## start LISTED ENTRIES

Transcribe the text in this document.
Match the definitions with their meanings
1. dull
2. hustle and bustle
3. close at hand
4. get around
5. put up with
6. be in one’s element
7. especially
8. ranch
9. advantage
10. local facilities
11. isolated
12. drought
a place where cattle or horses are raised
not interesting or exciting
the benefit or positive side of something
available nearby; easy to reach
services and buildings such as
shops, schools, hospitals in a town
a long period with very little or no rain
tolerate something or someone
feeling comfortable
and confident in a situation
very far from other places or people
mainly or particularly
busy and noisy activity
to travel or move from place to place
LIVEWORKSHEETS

## end LISTED ENTRIES

• WHAT NEEDS TO BE DONE:
Scan the lines above for "from", then copy every one that has it.

• WRITTEN SOLUTION:
very far from other places or people
to travel or move from place to place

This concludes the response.